Written exercise:
Collect each line holding the string "this".

Records to process:
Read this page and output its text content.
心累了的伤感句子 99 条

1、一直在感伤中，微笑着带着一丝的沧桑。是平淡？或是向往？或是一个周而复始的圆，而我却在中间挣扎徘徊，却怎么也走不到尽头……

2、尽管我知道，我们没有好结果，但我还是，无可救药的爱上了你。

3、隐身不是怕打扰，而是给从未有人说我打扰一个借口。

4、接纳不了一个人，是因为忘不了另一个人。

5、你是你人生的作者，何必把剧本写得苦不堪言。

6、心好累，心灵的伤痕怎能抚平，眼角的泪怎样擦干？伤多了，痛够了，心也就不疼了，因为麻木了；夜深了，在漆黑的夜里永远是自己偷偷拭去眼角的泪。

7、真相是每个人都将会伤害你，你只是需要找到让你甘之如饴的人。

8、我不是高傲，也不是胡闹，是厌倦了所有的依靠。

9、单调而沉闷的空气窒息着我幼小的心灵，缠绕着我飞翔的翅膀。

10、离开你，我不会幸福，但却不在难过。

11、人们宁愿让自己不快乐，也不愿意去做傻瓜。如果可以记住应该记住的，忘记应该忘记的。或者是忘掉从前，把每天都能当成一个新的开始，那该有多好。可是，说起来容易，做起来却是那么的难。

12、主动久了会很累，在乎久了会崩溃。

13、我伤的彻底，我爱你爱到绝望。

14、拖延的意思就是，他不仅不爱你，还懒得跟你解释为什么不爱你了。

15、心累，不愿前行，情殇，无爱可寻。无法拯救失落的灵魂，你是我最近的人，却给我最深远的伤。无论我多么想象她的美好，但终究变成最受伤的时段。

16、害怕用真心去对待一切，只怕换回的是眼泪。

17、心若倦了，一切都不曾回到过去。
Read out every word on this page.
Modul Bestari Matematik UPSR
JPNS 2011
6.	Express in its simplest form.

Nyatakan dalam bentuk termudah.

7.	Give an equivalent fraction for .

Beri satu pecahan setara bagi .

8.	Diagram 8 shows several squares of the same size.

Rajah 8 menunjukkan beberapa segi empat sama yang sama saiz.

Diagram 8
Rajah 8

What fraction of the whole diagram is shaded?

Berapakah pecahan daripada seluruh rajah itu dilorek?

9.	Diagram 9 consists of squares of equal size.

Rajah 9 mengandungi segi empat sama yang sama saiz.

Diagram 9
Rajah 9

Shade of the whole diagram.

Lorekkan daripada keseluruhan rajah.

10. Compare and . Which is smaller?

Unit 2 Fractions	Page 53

Result of the task:
Read this page and output its text content.
Read out every word on this page.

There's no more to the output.